[Structured figure records]
★ ★ ★ ★ ★ ★ ★
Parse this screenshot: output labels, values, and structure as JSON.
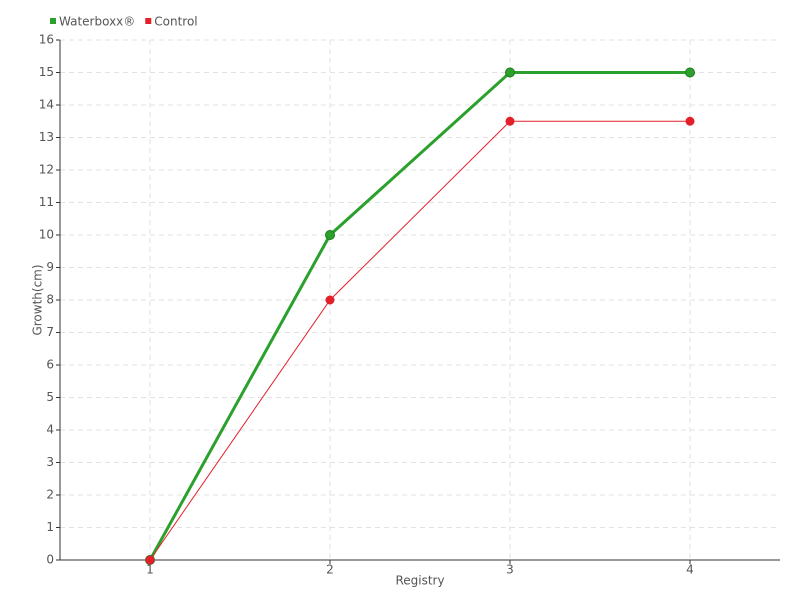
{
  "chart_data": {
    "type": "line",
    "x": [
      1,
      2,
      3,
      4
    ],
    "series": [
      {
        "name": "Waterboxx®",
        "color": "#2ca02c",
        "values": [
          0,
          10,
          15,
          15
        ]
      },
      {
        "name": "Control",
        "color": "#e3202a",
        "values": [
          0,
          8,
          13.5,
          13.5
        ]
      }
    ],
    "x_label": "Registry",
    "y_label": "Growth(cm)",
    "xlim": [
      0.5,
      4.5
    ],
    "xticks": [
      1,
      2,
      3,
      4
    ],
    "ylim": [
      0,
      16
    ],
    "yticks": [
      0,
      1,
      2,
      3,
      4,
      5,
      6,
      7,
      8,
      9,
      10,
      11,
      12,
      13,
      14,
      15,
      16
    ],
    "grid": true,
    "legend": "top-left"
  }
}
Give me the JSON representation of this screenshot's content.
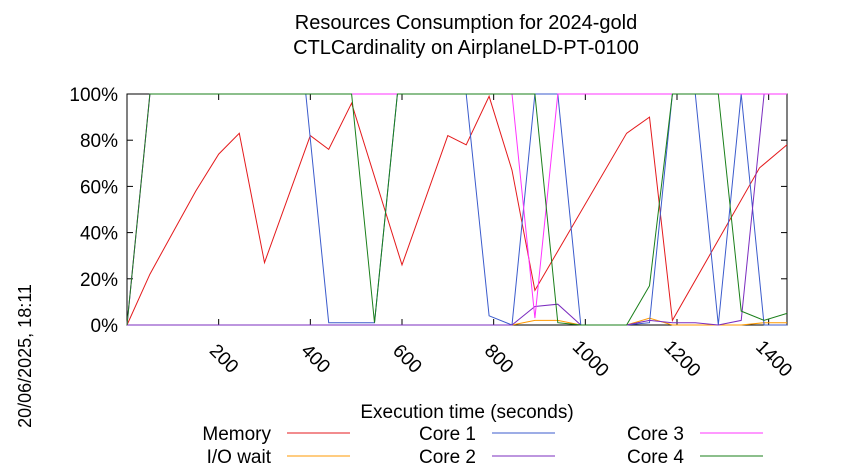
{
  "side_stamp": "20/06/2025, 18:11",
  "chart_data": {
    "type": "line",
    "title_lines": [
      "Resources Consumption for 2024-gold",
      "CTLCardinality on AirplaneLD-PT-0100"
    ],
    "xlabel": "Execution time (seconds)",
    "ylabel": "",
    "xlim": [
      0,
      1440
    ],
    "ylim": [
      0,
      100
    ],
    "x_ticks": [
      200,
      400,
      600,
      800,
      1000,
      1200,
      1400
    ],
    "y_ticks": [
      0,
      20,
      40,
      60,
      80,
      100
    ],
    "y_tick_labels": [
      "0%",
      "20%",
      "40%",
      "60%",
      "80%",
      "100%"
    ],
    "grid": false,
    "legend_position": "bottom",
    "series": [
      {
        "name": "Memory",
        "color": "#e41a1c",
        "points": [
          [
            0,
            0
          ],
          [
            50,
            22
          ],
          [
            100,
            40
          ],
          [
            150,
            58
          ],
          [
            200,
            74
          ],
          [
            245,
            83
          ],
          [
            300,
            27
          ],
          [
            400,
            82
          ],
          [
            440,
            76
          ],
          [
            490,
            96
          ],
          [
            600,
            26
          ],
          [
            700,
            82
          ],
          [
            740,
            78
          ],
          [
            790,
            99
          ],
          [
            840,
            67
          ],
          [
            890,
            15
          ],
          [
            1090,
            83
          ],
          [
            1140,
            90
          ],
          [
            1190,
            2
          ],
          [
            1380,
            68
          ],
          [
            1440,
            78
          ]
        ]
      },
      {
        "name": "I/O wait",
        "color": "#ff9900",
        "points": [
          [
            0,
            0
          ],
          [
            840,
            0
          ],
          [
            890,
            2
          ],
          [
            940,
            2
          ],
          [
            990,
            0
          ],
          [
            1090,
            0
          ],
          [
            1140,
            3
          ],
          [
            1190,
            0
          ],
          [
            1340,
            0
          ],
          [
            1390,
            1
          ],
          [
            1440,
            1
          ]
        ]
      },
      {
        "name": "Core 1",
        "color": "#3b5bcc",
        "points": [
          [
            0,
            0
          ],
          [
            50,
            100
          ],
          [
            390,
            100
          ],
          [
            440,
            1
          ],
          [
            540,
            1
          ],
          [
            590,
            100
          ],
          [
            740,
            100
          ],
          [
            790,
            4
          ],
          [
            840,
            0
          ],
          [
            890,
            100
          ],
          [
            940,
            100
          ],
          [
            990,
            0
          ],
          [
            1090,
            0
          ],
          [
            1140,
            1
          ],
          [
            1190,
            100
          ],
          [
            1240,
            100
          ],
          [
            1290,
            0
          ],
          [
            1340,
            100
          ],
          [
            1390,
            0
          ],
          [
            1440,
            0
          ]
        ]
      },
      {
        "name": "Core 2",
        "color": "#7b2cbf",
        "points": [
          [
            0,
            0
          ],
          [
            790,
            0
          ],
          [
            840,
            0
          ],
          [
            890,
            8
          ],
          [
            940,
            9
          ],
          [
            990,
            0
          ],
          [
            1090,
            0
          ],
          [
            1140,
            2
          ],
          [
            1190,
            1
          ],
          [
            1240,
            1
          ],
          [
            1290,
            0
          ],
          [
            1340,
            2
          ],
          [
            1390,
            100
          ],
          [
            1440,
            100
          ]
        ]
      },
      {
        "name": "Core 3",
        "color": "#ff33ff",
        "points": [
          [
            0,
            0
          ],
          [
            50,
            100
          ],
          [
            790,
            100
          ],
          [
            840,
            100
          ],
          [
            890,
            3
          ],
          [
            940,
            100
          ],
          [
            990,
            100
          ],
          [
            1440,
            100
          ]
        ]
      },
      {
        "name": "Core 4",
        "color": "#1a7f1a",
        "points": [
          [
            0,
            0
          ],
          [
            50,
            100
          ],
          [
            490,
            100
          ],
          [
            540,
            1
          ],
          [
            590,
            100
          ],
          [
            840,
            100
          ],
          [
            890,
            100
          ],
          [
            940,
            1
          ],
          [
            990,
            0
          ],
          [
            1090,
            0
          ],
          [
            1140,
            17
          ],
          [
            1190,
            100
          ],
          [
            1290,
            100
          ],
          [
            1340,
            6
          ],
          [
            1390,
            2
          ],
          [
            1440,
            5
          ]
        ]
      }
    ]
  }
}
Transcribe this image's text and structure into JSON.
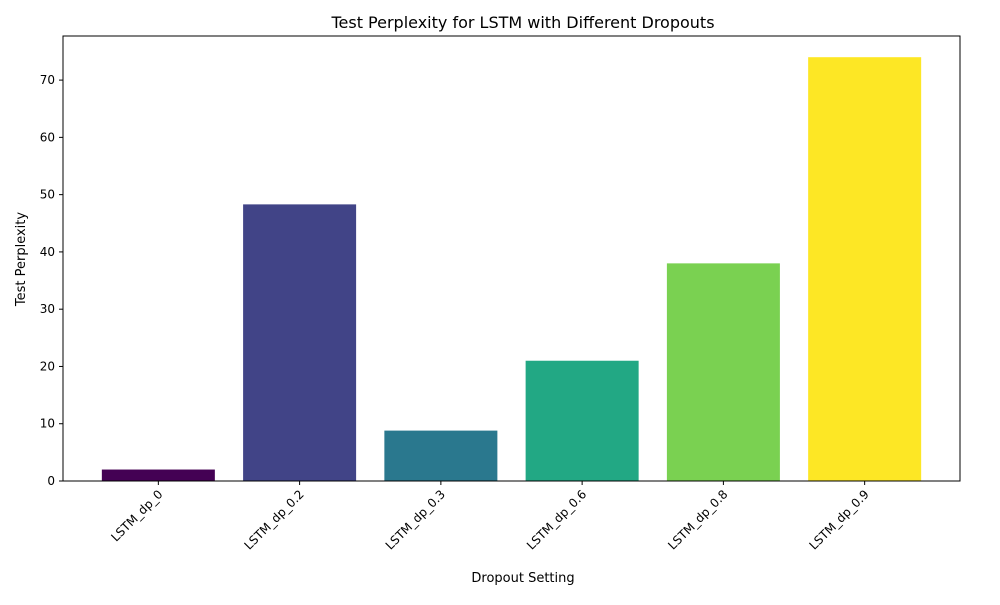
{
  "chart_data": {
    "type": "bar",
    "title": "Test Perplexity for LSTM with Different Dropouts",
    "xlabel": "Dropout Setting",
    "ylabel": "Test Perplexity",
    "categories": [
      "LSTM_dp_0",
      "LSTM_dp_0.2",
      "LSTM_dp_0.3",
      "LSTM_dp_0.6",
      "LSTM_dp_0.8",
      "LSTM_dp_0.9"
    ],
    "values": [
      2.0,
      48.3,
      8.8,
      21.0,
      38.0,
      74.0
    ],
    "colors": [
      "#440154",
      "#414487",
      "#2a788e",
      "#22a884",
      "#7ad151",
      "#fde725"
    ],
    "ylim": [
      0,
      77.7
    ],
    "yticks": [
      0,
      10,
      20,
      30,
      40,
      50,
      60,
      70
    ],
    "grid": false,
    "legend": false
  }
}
★ ★ ★ ★ ★ ★ ★
#### AIM:
Keep only the lines that hold the string "xlabel", and copy them out.

#### COMPLETE RESPONSE:
    "xlabel": "Execution time (seconds)",
    "xlabel": "Dropout Setting",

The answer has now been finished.